TASK TO CARRY OUT:
Find every line with the word "卫生健康支出". Copy those lines.
# # # #
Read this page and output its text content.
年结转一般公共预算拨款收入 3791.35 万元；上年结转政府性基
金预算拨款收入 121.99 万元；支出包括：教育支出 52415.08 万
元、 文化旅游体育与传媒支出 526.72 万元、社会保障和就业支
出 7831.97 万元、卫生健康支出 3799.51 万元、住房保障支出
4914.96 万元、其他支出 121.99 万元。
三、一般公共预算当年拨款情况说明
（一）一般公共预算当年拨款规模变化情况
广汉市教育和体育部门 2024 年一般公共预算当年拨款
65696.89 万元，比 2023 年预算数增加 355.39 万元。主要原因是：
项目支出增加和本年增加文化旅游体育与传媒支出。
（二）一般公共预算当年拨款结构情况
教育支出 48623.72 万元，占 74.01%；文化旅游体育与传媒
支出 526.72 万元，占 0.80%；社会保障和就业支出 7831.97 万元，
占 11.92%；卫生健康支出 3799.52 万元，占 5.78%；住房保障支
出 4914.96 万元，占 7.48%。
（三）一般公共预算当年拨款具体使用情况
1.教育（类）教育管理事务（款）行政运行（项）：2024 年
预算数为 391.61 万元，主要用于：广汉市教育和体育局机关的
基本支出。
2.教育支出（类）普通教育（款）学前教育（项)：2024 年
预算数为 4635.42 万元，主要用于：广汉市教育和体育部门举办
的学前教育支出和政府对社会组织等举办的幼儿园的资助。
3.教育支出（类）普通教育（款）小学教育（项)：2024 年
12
# # # #
EXERCISE RESULT:
出 7831.97 万元、卫生健康支出 3799.51 万元、住房保障支出
占 11.92%；卫生健康支出 3799.52 万元，占 5.78%；住房保障支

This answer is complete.